YOUR OBJECTIVE
Search the data for the string "after" and gather each line it is in.

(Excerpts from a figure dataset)

** Start **

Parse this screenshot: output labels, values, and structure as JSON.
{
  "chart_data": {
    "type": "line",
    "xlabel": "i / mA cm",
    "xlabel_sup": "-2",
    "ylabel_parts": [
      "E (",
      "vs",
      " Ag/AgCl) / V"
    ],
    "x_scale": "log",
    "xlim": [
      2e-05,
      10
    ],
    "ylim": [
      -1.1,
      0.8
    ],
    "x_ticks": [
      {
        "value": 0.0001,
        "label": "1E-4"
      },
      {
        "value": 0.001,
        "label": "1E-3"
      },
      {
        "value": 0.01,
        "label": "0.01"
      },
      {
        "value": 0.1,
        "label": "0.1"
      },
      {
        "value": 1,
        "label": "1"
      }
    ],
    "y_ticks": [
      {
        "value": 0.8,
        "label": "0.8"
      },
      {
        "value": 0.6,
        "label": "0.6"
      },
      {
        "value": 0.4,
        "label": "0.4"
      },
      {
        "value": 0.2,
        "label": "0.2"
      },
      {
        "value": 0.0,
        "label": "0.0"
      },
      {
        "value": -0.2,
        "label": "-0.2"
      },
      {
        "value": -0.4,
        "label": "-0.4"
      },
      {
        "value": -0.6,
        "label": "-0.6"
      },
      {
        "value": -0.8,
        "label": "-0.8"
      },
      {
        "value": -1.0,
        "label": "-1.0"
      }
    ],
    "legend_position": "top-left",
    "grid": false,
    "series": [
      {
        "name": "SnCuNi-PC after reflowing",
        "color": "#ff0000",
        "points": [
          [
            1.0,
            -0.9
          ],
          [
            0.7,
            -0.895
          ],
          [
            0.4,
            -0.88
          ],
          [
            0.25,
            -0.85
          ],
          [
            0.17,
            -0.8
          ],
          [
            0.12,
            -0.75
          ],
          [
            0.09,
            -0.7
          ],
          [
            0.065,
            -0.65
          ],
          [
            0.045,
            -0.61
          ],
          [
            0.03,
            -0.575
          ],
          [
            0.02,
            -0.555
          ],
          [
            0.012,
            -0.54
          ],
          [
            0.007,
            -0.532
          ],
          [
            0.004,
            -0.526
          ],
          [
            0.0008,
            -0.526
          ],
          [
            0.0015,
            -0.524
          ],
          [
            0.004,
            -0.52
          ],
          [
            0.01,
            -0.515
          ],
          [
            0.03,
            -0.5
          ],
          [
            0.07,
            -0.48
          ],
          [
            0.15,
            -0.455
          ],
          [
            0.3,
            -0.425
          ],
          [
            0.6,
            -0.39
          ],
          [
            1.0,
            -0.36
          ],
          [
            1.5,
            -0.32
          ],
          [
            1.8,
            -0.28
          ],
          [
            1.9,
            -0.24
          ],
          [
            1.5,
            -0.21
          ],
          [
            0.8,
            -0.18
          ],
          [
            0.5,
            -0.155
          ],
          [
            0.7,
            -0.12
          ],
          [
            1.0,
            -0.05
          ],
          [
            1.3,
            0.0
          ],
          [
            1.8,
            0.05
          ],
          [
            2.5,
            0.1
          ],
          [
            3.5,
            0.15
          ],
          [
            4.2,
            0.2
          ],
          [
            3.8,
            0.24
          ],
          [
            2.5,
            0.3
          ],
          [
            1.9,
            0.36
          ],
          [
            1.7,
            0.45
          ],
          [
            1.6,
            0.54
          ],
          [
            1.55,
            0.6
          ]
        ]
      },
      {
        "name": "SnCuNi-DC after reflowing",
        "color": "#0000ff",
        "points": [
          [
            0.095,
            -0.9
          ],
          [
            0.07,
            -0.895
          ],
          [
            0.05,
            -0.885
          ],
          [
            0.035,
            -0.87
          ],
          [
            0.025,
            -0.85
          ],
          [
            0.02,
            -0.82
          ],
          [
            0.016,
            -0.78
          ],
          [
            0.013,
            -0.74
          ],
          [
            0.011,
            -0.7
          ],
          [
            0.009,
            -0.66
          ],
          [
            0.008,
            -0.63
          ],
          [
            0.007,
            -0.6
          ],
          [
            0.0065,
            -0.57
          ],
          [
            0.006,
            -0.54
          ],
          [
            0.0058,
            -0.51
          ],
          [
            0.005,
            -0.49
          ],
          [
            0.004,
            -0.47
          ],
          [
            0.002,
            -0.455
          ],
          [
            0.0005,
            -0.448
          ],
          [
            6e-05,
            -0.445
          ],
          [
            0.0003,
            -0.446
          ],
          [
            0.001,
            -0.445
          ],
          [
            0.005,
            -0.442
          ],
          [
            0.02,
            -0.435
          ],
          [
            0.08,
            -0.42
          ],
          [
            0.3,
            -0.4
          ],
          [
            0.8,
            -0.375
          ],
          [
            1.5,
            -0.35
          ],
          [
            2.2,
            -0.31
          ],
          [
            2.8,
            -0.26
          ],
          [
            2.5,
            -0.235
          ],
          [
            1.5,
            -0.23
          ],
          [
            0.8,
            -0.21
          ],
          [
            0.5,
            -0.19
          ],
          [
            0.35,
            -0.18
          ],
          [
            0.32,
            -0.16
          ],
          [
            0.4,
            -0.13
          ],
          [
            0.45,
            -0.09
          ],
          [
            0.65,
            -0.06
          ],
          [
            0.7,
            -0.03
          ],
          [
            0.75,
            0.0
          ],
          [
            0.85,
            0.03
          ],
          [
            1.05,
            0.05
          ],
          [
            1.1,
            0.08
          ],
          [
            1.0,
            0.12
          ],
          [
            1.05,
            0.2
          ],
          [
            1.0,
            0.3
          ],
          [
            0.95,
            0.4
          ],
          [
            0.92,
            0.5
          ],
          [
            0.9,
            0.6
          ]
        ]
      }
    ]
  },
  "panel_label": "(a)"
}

** End **

OUTPUT BELOW
        "name": "SnCuNi-PC after reflowing",
        "name": "SnCuNi-DC after reflowing",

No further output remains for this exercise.